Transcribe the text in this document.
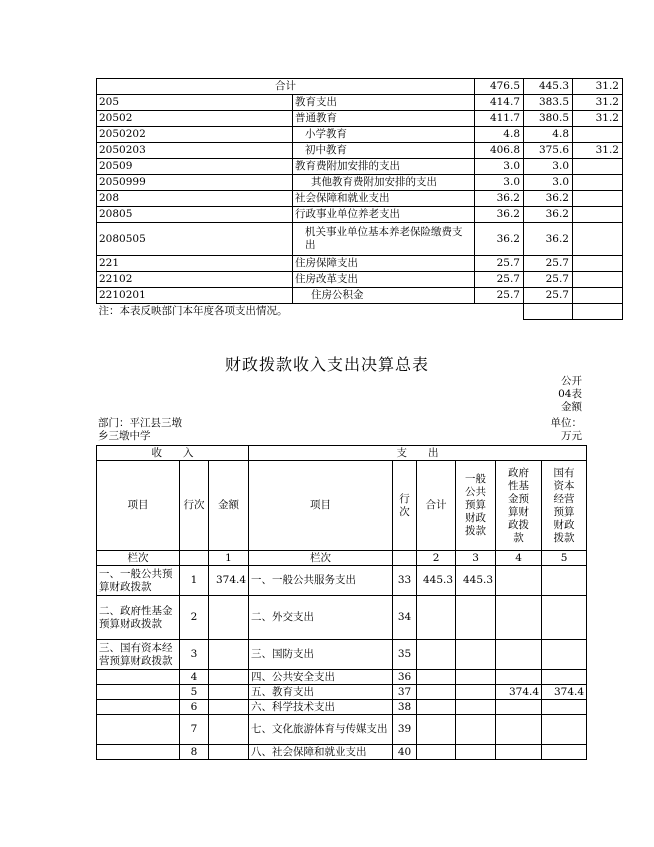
合计		476.5	445.3	31.2
205	教育支出	414.7	383.5	31.2
20502	普通教育	411.7	380.5	31.2
2050202	小学教育	4.8	4.8	
2050203	初中教育	406.8	375.6	31.2
20509	教育费附加安排的支出	3.0	3.0	
2050999	其他教育费附加安排的支出	3.0	3.0	
208	社会保障和就业支出	36.2	36.2	
20805	行政事业单位养老支出	36.2	36.2	
2080505	机关事业单位基本养老保险缴费支出	36.2	36.2	
221	住房保障支出	25.7	25.7	
22102	住房改革支出	25.7	25.7	
2210201	住房公积金	25.7	25.7	
注：本表反映部门本年度各项支出情况。				
财政拨款收入支出决算总表
公开04表
金额
单位：
万元
部门：平江县三墩乡三墩中学
收　　入			支　　出					
项目	行次	金额	项目	行次	合计	一般公共预算财政拨款	政府性基金预算财政拨款	国有资本经营预算财政拨款
栏次		1	栏次		2	3	4	5
一、一般公共预算财政拨款	1	374.4	一、一般公共服务支出	33	445.3	445.3		
二、政府性基金预算财政拨款	2		二、外交支出	34				
三、国有资本经营预算财政拨款	3		三、国防支出	35				
	4		四、公共安全支出	36				
	5		五、教育支出	37			374.4	374.4
	6		六、科学技术支出	38				
	7		七、文化旅游体育与传媒支出	39				
	8		八、社会保障和就业支出	40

+ + + + + + +

| Task details |
Each record above should be copied character for character, with pictures dropped.

| The solution |
Transcribe the text in this document.
合计		476.5	445.3	31.2
205	教育支出	414.7	383.5	31.2
20502	普通教育	411.7	380.5	31.2
2050202	小学教育	4.8	4.8	
2050203	初中教育	406.8	375.6	31.2
20509	教育费附加安排的支出	3.0	3.0	
2050999	其他教育费附加安排的支出	3.0	3.0	
208	社会保障和就业支出	36.2	36.2	
20805	行政事业单位养老支出	36.2	36.2	
2080505	机关事业单位基本养老保险缴费支出	36.2	36.2	
221	住房保障支出	25.7	25.7	
22102	住房改革支出	25.7	25.7	
2210201	住房公积金	25.7	25.7	
注：本表反映部门本年度各项支出情况。				
财政拨款收入支出决算总表
公开04表
金额
单位：
万元
部门：平江县三墩乡三墩中学
收　　入			支　　出					
项目	行次	金额	项目	行次	合计	一般公共预算财政拨款	政府性基金预算财政拨款	国有资本经营预算财政拨款
栏次		1	栏次		2	3	4	5
一、一般公共预算财政拨款	1	374.4	一、一般公共服务支出	33	445.3	445.3		
二、政府性基金预算财政拨款	2		二、外交支出	34				
三、国有资本经营预算财政拨款	3		三、国防支出	35				
	4		四、公共安全支出	36				
	5		五、教育支出	37			374.4	374.4
	6		六、科学技术支出	38				
	7		七、文化旅游体育与传媒支出	39				
	8		八、社会保障和就业支出	40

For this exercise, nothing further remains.